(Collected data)

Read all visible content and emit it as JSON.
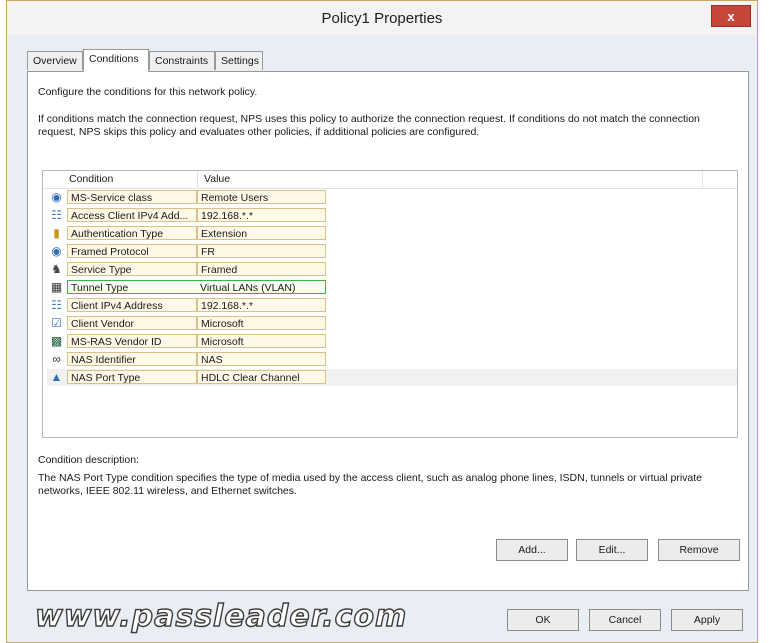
{
  "window": {
    "title": "Policy1 Properties",
    "close_label": "x"
  },
  "tabs": [
    {
      "label": "Overview"
    },
    {
      "label": "Conditions",
      "active": true
    },
    {
      "label": "Constraints"
    },
    {
      "label": "Settings"
    }
  ],
  "panel": {
    "intro": "Configure the conditions for this network policy.",
    "description": "If conditions match the connection request, NPS uses this policy to authorize the connection request. If conditions do not match the connection request, NPS skips this policy and evaluates other policies, if additional policies are configured."
  },
  "list": {
    "columns": [
      "Condition",
      "Value"
    ],
    "rows": [
      {
        "icon": "network-policy-icon",
        "condition": "MS-Service class",
        "value": "Remote Users"
      },
      {
        "icon": "client-ipv4-icon",
        "condition": "Access Client IPv4 Add...",
        "value": "192.168.*.*"
      },
      {
        "icon": "lock-icon",
        "condition": "Authentication Type",
        "value": "Extension"
      },
      {
        "icon": "network-policy-icon",
        "condition": "Framed Protocol",
        "value": "FR"
      },
      {
        "icon": "service-type-icon",
        "condition": "Service Type",
        "value": "Framed"
      },
      {
        "icon": "tunnel-type-icon",
        "condition": "Tunnel Type",
        "value": "Virtual LANs (VLAN)",
        "selected": true
      },
      {
        "icon": "client-ipv4-icon",
        "condition": "Client IPv4 Address",
        "value": "192.168.*.*"
      },
      {
        "icon": "checkbox-icon",
        "condition": "Client Vendor",
        "value": "Microsoft"
      },
      {
        "icon": "server-icon",
        "condition": "MS-RAS Vendor ID",
        "value": "Microsoft"
      },
      {
        "icon": "nas-identifier-icon",
        "condition": "NAS Identifier",
        "value": "NAS"
      },
      {
        "icon": "nas-port-icon",
        "condition": "NAS Port Type",
        "value": "HDLC Clear Channel"
      }
    ]
  },
  "condition_description": {
    "label": "Condition description:",
    "text": "The NAS Port Type condition specifies the type of media used by the access client, such as analog phone lines, ISDN, tunnels or virtual private networks, IEEE 802.11 wireless, and Ethernet switches."
  },
  "actions": {
    "add": "Add...",
    "edit": "Edit...",
    "remove": "Remove"
  },
  "footer": {
    "ok": "OK",
    "cancel": "Cancel",
    "apply": "Apply"
  },
  "watermark": "www.passleader.com",
  "colors": {
    "selected_border": "#36b53a",
    "row_border": "#d8c28a",
    "close_button": "#c7463c"
  }
}
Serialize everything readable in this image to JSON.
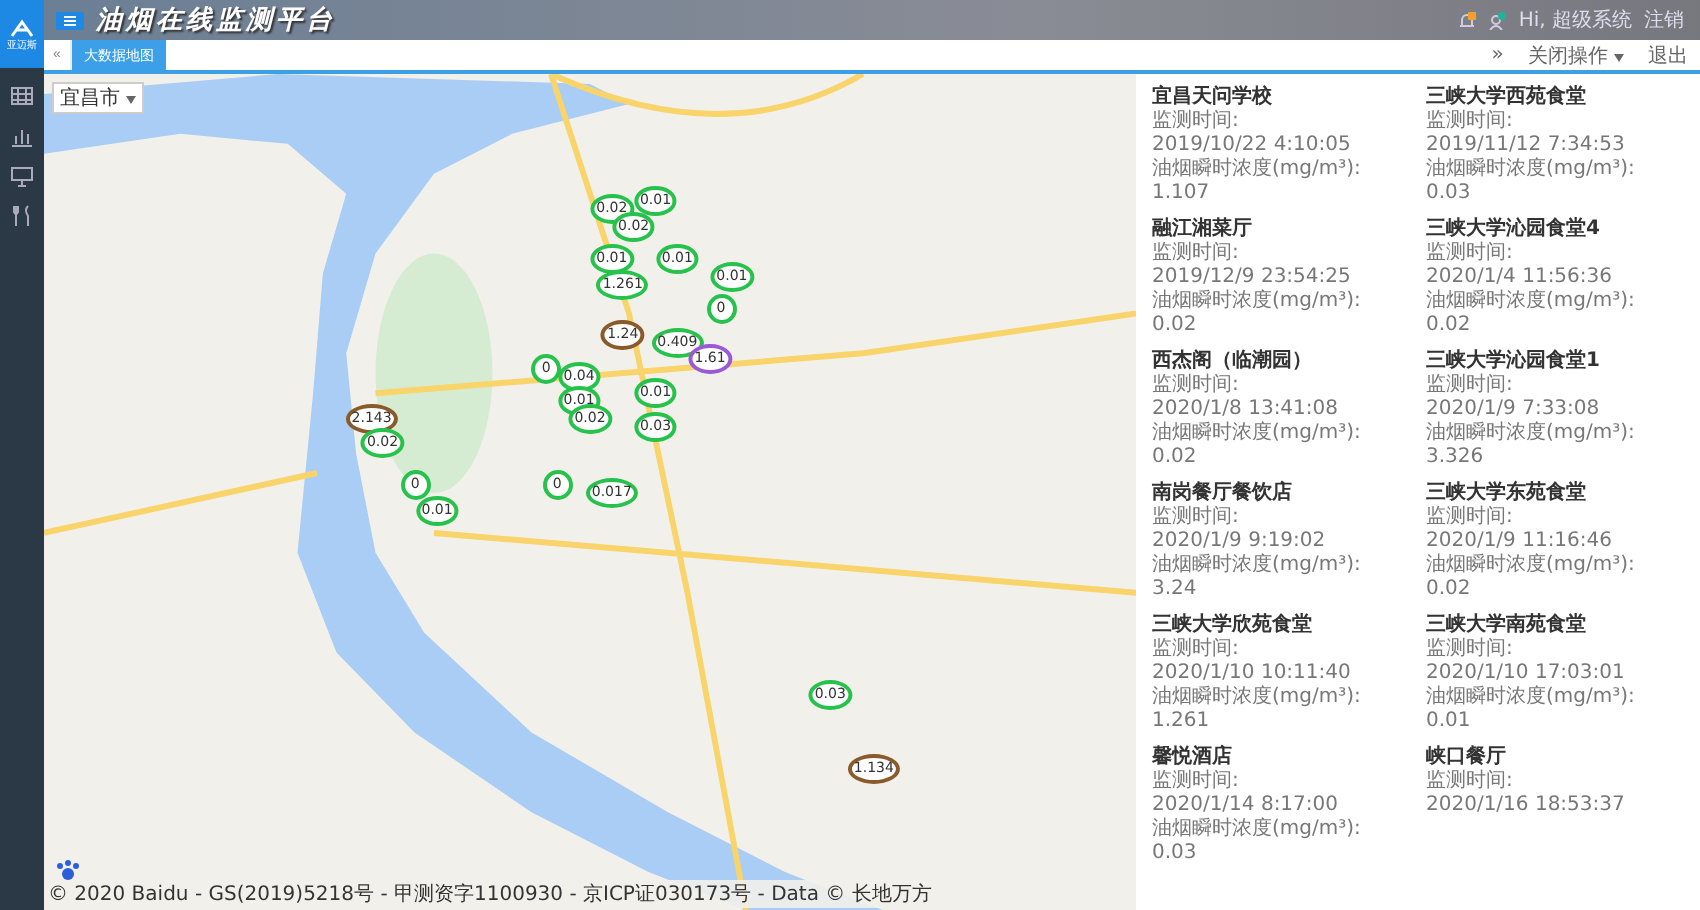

[DIRECTION]
Search the records for the string "icon" and return every line in which it occurs.

[COMPLETED EXERCISE]
        "icon": "network-policy-icon",
        "icon": "client-ipv4-icon",
        "icon": "lock-icon",
        "icon": "network-policy-icon",
        "icon": "service-type-icon",
        "icon": "tunnel-type-icon",
        "icon": "client-ipv4-icon",
        "icon": "checkbox-icon",
        "icon": "server-icon",
        "icon": "nas-identifier-icon",
        "icon": "nas-port-icon",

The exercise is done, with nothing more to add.